→ Stated problem: Reproduce each line that includes the word "Başkanı".
** BEGIN Input **
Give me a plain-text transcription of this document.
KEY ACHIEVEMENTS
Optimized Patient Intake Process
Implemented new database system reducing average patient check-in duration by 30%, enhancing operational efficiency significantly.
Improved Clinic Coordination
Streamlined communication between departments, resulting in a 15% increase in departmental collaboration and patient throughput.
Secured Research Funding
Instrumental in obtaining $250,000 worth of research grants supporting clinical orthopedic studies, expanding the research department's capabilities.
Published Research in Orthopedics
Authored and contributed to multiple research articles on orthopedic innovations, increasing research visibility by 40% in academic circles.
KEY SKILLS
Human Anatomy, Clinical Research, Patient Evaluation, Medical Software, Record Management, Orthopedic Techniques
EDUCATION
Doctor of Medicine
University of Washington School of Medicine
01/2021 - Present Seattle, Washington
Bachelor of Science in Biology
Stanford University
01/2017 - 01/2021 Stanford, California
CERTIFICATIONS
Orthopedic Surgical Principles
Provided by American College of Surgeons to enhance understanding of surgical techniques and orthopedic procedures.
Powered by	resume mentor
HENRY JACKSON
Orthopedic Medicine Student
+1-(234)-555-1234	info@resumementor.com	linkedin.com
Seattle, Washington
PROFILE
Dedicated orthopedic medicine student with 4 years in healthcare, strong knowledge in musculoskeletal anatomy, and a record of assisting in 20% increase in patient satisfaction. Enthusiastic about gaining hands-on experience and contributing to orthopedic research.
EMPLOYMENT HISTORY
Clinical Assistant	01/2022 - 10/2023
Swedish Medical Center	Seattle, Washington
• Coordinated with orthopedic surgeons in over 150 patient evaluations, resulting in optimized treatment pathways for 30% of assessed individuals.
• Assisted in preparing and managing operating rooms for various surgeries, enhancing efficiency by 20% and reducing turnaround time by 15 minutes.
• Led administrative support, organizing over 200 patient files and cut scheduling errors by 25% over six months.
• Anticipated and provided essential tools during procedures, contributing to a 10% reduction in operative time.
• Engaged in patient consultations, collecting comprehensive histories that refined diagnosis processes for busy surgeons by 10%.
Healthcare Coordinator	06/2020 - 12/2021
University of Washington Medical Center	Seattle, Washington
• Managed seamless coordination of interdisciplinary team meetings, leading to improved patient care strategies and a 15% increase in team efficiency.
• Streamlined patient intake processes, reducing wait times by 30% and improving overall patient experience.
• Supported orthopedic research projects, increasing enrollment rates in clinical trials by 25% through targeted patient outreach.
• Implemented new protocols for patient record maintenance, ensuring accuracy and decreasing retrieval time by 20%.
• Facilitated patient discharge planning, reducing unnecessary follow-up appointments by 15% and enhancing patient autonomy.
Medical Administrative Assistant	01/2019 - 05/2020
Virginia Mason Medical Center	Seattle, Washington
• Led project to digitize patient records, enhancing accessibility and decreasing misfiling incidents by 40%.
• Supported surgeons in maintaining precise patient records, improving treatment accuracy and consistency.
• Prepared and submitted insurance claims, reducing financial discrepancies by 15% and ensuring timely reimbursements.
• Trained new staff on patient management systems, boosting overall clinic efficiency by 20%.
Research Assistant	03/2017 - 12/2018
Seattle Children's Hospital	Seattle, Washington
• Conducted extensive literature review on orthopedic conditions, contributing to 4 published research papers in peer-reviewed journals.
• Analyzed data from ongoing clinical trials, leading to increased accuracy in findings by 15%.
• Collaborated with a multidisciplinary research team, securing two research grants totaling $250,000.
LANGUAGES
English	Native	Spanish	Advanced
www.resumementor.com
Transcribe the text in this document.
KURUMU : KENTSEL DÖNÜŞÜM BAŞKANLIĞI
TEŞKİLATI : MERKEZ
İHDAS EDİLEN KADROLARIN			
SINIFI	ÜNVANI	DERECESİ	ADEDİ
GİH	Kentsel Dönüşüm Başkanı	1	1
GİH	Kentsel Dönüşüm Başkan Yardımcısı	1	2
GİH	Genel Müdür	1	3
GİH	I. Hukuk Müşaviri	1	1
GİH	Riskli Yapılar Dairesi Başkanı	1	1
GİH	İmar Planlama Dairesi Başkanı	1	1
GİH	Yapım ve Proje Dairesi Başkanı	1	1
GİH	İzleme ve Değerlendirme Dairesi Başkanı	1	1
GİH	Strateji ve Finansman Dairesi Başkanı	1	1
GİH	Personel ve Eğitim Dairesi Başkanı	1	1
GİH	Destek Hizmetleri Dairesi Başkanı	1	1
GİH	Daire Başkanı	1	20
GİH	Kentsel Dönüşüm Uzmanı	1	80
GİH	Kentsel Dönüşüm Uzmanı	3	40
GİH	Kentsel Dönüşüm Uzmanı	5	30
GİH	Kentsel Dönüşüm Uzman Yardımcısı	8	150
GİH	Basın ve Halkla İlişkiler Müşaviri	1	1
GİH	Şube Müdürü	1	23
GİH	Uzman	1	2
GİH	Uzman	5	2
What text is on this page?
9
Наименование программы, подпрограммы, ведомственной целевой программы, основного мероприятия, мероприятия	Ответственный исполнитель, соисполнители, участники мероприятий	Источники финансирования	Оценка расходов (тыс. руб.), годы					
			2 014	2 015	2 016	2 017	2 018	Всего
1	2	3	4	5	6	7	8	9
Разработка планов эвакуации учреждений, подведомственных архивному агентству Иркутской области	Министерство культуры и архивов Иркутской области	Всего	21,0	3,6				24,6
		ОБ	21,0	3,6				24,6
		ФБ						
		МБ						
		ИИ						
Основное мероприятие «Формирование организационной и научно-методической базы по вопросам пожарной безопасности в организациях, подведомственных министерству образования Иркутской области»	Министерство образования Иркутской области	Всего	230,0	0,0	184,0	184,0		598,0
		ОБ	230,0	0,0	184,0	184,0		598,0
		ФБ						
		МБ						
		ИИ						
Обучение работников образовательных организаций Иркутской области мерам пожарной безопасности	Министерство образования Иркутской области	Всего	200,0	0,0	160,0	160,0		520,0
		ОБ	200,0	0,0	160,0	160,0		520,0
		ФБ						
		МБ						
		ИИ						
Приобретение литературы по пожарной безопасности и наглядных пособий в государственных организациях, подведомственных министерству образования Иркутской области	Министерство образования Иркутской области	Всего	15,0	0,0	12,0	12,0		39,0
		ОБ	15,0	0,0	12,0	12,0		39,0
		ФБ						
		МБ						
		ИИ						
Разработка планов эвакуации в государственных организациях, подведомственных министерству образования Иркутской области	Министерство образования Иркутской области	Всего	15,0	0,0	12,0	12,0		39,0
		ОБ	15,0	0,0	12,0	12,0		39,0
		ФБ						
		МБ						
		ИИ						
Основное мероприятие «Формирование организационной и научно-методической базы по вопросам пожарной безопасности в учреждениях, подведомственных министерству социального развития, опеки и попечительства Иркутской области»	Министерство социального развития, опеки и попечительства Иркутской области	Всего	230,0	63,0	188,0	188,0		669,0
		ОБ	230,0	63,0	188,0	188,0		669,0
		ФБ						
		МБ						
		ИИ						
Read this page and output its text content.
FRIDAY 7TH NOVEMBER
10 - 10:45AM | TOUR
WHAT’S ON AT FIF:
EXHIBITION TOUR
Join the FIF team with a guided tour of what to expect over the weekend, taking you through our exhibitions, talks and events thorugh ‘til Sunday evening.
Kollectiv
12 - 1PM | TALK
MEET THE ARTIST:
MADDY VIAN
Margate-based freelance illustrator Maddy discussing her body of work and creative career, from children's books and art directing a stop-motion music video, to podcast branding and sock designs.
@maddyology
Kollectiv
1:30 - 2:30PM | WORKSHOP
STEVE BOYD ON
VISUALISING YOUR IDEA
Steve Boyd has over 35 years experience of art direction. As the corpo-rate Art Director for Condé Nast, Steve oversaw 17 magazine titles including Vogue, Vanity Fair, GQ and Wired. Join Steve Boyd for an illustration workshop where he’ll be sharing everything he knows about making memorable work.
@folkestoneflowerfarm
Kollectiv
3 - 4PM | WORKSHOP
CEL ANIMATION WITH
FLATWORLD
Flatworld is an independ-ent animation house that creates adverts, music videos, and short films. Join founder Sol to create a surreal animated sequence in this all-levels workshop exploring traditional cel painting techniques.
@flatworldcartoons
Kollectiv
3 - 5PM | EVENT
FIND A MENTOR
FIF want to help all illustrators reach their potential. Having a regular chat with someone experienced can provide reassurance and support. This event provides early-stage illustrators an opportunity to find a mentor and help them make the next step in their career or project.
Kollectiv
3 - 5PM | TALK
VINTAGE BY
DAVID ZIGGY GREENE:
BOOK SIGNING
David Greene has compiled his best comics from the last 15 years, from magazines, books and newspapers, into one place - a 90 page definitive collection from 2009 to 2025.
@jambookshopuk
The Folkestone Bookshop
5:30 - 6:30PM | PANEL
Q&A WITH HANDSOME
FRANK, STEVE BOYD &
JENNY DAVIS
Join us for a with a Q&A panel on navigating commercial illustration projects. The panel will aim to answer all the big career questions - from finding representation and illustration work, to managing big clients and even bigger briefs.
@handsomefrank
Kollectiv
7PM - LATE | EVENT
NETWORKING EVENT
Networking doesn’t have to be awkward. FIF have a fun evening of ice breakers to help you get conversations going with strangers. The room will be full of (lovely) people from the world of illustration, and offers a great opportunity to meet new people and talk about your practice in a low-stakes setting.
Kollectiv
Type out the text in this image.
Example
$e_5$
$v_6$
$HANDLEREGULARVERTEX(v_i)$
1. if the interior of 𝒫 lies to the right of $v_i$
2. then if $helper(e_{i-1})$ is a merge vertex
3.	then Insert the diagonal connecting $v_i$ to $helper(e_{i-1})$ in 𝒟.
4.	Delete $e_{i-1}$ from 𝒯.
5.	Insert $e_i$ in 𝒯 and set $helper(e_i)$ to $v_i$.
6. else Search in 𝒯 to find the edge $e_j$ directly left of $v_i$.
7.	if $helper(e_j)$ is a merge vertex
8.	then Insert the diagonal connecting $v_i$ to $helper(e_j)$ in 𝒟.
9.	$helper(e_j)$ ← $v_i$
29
** END Input **
→ Solution for this exercise:
GİH	Kentsel Dönüşüm Başkanı	1	1
GİH	Riskli Yapılar Dairesi Başkanı	1	1
GİH	İmar Planlama Dairesi Başkanı	1	1
GİH	Yapım ve Proje Dairesi Başkanı	1	1
GİH	İzleme ve Değerlendirme Dairesi Başkanı	1	1
GİH	Strateji ve Finansman Dairesi Başkanı	1	1
GİH	Personel ve Eğitim Dairesi Başkanı	1	1
GİH	Destek Hizmetleri Dairesi Başkanı	1	1
GİH	Daire Başkanı	1	20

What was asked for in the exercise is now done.